• EXERCISE TASK:
Identify each line holding the string "name" and copy it.

• A block of data:
# # # #

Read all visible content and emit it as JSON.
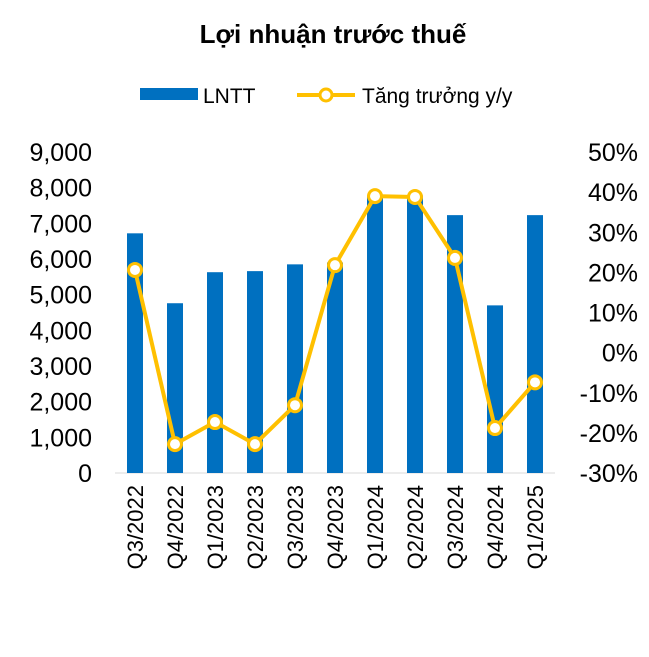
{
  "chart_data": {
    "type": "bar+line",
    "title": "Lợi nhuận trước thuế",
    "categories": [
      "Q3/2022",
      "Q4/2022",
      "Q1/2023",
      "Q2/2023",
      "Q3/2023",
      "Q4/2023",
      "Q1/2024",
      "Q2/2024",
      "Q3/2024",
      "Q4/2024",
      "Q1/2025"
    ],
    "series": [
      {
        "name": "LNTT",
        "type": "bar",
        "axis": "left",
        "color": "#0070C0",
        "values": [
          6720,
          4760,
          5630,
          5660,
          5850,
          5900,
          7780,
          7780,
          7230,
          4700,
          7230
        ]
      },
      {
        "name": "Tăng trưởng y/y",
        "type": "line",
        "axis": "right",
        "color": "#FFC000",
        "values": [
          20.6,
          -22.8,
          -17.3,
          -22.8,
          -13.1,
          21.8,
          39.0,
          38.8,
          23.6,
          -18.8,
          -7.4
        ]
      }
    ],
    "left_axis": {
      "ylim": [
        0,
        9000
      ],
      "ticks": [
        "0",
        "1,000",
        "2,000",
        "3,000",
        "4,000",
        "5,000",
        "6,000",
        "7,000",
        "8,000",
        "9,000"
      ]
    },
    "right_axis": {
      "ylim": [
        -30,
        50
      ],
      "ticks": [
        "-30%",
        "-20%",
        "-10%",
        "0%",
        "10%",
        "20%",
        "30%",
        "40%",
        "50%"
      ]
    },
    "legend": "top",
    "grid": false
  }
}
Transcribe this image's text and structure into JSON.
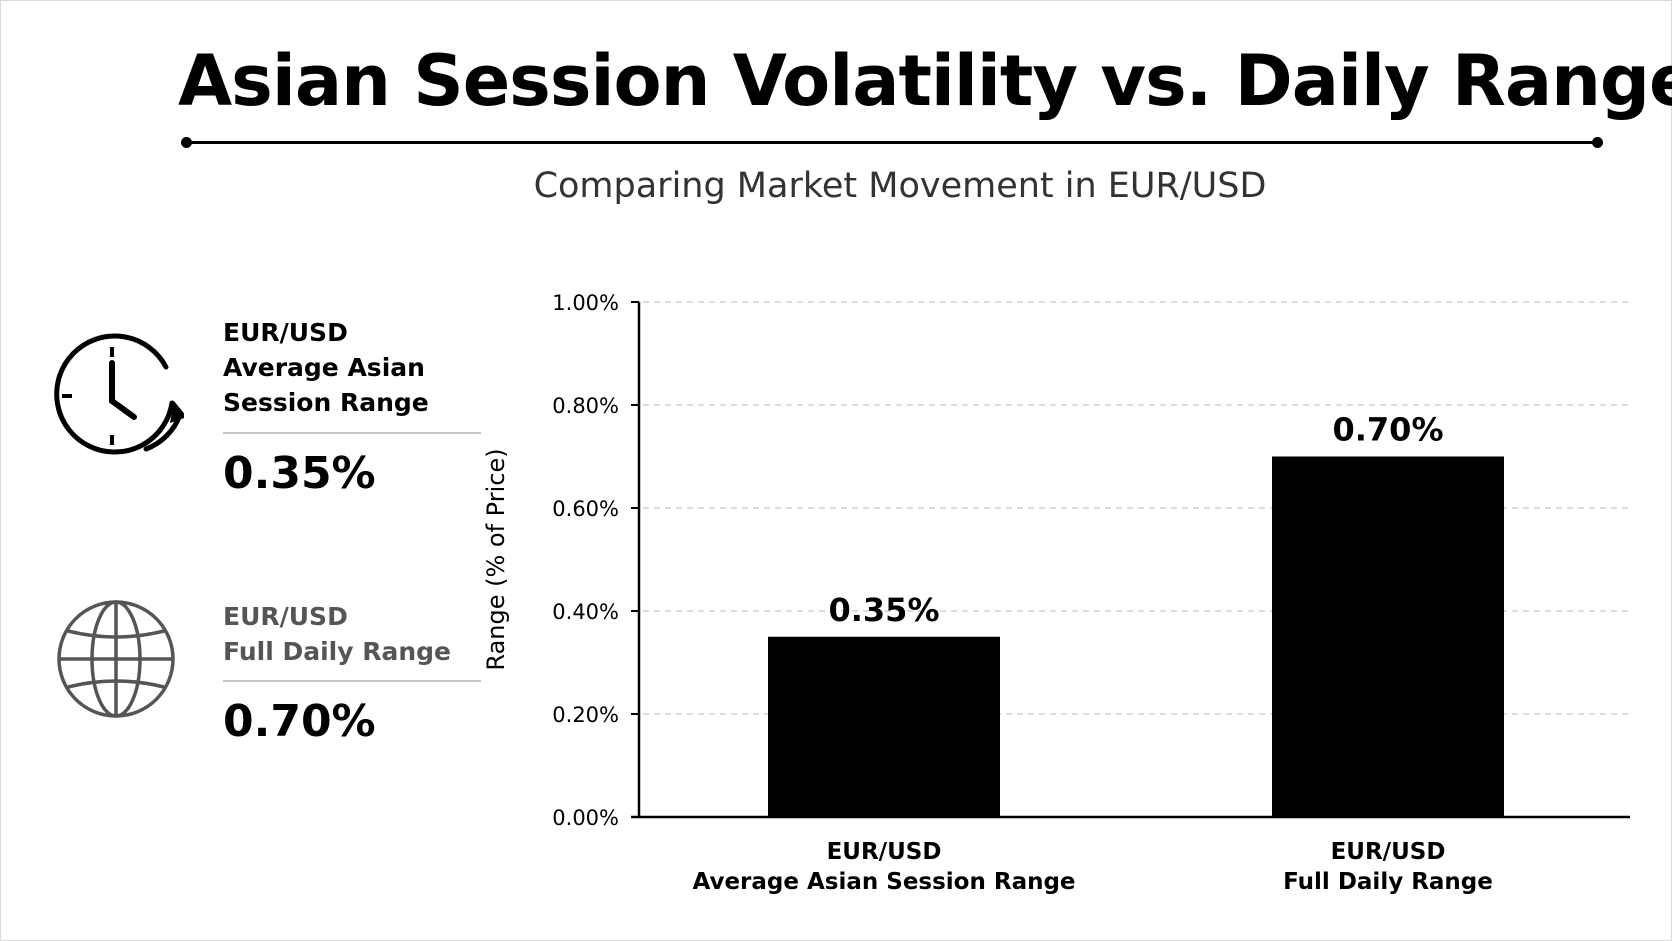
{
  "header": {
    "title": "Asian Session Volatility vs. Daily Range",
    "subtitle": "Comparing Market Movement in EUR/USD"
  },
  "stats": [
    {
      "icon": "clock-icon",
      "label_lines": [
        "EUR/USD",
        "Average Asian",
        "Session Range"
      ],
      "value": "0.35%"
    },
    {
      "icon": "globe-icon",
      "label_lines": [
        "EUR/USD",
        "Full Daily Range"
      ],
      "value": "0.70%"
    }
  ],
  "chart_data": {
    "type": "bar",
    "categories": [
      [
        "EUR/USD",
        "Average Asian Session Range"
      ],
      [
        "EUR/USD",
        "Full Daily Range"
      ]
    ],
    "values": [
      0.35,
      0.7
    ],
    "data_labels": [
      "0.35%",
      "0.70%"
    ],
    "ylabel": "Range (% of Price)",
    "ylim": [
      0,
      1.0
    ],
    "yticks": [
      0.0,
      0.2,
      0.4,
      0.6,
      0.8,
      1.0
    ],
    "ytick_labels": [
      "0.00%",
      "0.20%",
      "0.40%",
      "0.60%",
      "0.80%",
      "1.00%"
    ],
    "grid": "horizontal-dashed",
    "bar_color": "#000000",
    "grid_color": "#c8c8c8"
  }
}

# # # #

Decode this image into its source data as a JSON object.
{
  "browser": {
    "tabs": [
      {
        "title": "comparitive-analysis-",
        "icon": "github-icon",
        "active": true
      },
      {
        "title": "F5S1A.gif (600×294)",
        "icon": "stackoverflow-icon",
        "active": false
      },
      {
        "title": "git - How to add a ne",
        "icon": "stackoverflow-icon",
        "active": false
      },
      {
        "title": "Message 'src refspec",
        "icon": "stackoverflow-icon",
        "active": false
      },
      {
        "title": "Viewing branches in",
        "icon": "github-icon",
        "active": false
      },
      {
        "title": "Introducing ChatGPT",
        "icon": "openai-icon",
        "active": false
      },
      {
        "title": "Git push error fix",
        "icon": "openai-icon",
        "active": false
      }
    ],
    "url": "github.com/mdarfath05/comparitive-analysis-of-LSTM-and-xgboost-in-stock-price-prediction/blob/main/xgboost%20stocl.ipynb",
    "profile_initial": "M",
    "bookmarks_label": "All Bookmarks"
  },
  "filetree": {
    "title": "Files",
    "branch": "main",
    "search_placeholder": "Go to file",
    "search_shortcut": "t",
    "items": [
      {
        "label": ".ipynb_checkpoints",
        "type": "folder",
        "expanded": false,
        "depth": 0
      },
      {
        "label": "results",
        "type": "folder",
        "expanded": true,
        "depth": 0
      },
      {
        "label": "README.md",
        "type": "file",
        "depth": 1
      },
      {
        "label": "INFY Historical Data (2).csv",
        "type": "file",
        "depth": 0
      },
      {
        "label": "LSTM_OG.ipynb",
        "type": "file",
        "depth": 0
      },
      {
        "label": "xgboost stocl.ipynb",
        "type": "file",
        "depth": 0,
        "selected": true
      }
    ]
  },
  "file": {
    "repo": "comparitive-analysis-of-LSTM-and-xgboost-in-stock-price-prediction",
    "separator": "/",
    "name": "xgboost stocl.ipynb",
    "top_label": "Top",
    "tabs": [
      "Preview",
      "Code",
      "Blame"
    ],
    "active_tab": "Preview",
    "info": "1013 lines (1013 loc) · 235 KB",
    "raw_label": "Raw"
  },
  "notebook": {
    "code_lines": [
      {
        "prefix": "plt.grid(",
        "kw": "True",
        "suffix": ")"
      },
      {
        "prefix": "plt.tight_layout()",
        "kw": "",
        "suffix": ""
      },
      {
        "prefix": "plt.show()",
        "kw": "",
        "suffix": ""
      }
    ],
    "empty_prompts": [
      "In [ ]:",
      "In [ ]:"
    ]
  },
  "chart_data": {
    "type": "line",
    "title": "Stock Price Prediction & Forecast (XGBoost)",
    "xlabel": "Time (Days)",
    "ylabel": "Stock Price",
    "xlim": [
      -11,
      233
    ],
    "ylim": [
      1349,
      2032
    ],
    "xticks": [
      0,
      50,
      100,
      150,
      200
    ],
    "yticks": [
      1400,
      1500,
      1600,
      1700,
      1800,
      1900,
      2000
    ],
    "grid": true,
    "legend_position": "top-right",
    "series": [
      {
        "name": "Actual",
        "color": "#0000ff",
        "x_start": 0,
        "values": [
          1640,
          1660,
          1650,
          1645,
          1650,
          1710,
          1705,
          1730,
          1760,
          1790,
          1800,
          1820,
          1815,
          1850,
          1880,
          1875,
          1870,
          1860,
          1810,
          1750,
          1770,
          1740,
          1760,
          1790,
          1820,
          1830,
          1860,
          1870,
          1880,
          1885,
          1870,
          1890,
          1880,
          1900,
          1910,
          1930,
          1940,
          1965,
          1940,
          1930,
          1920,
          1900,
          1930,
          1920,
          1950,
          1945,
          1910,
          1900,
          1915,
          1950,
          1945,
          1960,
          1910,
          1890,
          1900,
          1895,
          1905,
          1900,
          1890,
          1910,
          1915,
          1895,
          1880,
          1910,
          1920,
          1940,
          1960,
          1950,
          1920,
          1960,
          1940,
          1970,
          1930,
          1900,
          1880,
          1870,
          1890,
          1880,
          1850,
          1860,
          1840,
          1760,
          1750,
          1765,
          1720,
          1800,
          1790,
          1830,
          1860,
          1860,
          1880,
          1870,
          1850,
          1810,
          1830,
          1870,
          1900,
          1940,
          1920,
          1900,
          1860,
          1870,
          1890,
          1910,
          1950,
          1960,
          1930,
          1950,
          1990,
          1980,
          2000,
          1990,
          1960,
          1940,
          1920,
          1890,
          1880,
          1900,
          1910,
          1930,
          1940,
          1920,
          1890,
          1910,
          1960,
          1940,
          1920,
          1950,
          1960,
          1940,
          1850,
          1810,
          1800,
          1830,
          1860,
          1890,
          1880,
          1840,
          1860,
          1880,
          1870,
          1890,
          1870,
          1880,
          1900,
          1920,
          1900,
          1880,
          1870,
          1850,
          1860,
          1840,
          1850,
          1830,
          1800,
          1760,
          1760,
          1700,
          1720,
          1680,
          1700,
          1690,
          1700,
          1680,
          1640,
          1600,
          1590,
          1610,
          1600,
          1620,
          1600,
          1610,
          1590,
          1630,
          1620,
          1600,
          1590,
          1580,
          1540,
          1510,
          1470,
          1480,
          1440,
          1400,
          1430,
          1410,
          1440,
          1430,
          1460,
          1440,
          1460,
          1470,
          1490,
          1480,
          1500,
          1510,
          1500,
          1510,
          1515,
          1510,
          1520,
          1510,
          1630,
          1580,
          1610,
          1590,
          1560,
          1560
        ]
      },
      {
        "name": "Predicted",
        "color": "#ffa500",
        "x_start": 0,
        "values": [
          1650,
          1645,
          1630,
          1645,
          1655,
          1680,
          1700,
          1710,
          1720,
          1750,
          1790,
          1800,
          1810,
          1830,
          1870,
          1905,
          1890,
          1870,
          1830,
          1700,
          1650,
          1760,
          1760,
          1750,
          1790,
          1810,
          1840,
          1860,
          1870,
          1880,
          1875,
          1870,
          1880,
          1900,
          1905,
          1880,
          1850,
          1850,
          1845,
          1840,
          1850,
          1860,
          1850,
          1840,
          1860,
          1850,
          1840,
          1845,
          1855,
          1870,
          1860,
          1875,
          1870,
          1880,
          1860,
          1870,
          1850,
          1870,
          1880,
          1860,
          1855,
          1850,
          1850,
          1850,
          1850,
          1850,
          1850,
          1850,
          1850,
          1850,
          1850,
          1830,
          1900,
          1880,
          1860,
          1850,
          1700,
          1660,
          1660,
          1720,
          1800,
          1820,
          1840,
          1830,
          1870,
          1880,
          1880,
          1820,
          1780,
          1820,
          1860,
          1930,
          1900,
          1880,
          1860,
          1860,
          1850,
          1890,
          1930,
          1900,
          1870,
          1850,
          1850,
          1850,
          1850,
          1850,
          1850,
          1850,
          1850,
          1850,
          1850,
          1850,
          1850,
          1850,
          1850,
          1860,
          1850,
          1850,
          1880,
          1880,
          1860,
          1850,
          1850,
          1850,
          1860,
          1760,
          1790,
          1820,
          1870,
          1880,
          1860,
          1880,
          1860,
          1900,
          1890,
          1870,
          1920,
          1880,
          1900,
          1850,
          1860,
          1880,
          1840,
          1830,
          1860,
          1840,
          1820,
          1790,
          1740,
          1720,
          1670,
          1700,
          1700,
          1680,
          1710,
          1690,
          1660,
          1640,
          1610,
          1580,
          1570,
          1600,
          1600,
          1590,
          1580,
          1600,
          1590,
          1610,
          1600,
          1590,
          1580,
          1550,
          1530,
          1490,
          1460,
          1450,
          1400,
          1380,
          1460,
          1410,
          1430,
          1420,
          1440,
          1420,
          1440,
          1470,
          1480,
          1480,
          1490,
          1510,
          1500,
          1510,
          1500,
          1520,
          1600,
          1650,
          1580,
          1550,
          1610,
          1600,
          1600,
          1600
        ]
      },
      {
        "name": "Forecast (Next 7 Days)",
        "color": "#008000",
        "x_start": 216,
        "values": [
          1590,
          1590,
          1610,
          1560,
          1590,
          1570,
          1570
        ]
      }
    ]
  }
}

# # # #

• SOLUTION TO THIS PROBLEM:
        "name": "LNTT",
        "name": "Tăng trưởng y/y",
    "name": "xgboost stocl.ipynb",
        "name": "Actual",
        "name": "Predicted",
        "name": "Forecast (Next 7 Days)",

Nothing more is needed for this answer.